» STATED PROBLEM
A verbatim copy of the records is required, with all pictures left out.

» MATERIAL FOR THIS TASK
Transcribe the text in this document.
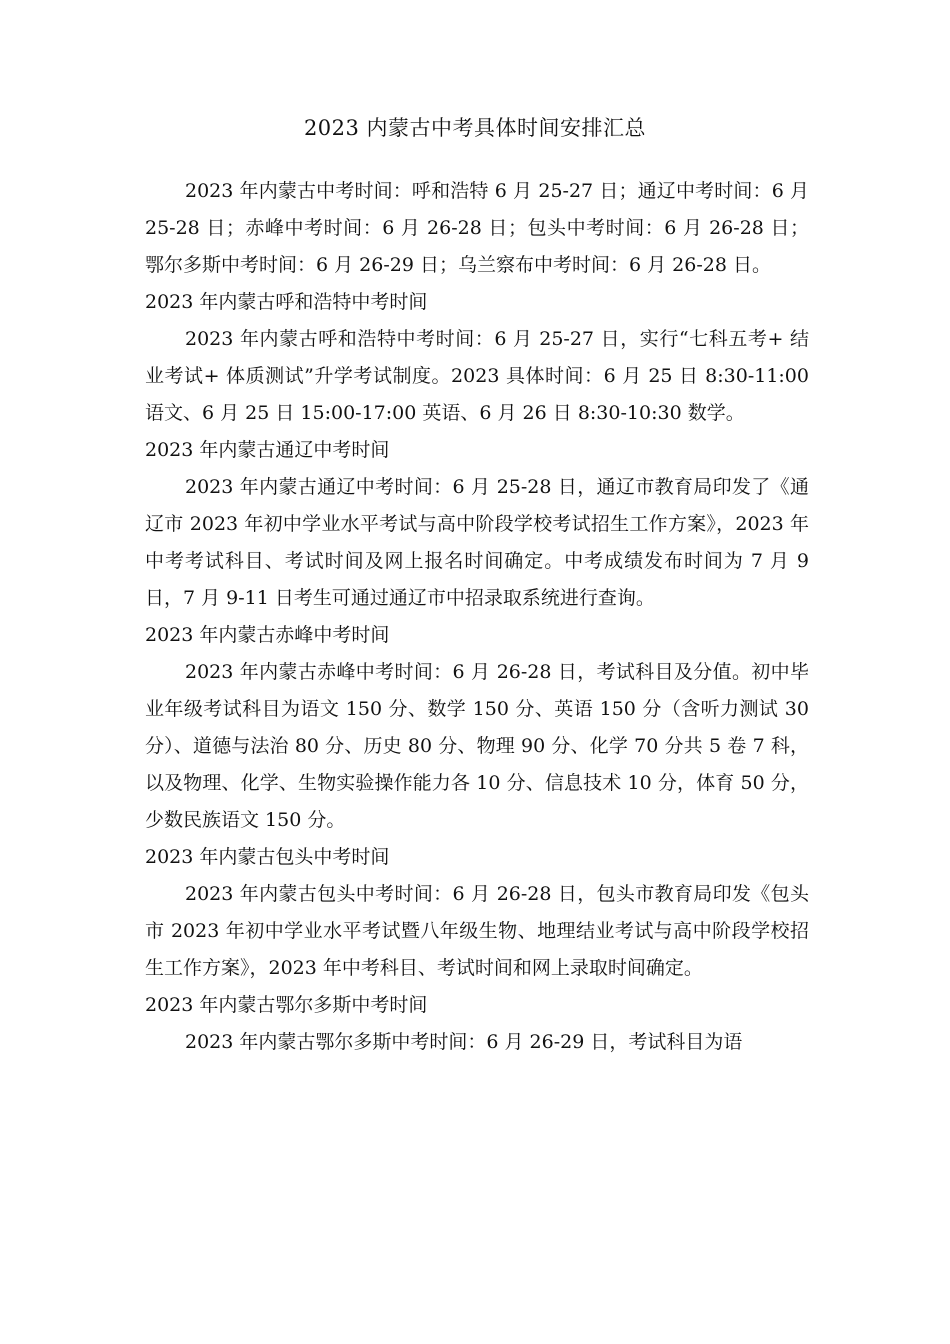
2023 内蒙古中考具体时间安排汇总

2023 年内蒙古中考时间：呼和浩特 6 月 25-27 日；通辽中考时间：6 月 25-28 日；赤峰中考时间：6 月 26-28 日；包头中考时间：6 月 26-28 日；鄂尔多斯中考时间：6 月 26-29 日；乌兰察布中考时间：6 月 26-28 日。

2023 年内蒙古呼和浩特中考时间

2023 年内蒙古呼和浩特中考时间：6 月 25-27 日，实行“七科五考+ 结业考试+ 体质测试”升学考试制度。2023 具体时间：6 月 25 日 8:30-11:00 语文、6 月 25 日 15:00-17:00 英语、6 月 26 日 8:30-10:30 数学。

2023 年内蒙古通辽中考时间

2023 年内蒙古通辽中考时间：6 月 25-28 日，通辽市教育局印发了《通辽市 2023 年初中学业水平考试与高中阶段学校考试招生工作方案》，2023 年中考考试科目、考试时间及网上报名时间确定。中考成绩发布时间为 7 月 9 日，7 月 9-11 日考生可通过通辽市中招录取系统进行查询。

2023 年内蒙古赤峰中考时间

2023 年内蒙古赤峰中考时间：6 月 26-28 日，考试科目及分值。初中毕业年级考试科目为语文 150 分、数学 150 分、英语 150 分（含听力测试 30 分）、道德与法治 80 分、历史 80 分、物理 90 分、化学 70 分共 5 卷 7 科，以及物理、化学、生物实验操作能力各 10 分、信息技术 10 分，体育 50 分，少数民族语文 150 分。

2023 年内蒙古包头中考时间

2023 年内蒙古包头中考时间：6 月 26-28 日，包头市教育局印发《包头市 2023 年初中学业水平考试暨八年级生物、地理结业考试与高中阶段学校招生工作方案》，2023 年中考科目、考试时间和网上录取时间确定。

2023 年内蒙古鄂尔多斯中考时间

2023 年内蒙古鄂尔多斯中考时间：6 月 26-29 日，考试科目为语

» REPLY TO THE TASK
Transcribe the text in this document.
2023 内蒙古中考具体时间安排汇总

2023 年内蒙古中考时间：呼和浩特 6 月 25-27 日；通辽中考时间：6 月 25-28 日；赤峰中考时间：6 月 26-28 日；包头中考时间：6 月 26-28 日；鄂尔多斯中考时间：6 月 26-29 日；乌兰察布中考时间：6 月 26-28 日。

2023 年内蒙古呼和浩特中考时间

2023 年内蒙古呼和浩特中考时间：6 月 25-27 日，实行“七科五考+ 结业考试+ 体质测试”升学考试制度。2023 具体时间：6 月 25 日 8:30-11:00 语文、6 月 25 日 15:00-17:00 英语、6 月 26 日 8:30-10:30 数学。

2023 年内蒙古通辽中考时间

2023 年内蒙古通辽中考时间：6 月 25-28 日，通辽市教育局印发了《通辽市 2023 年初中学业水平考试与高中阶段学校考试招生工作方案》，2023 年中考考试科目、考试时间及网上报名时间确定。中考成绩发布时间为 7 月 9 日，7 月 9-11 日考生可通过通辽市中招录取系统进行查询。

2023 年内蒙古赤峰中考时间

2023 年内蒙古赤峰中考时间：6 月 26-28 日，考试科目及分值。初中毕业年级考试科目为语文 150 分、数学 150 分、英语 150 分（含听力测试 30 分）、道德与法治 80 分、历史 80 分、物理 90 分、化学 70 分共 5 卷 7 科，以及物理、化学、生物实验操作能力各 10 分、信息技术 10 分，体育 50 分，少数民族语文 150 分。

2023 年内蒙古包头中考时间

2023 年内蒙古包头中考时间：6 月 26-28 日，包头市教育局印发《包头市 2023 年初中学业水平考试暨八年级生物、地理结业考试与高中阶段学校招生工作方案》，2023 年中考科目、考试时间和网上录取时间确定。

2023 年内蒙古鄂尔多斯中考时间

2023 年内蒙古鄂尔多斯中考时间：6 月 26-29 日，考试科目为语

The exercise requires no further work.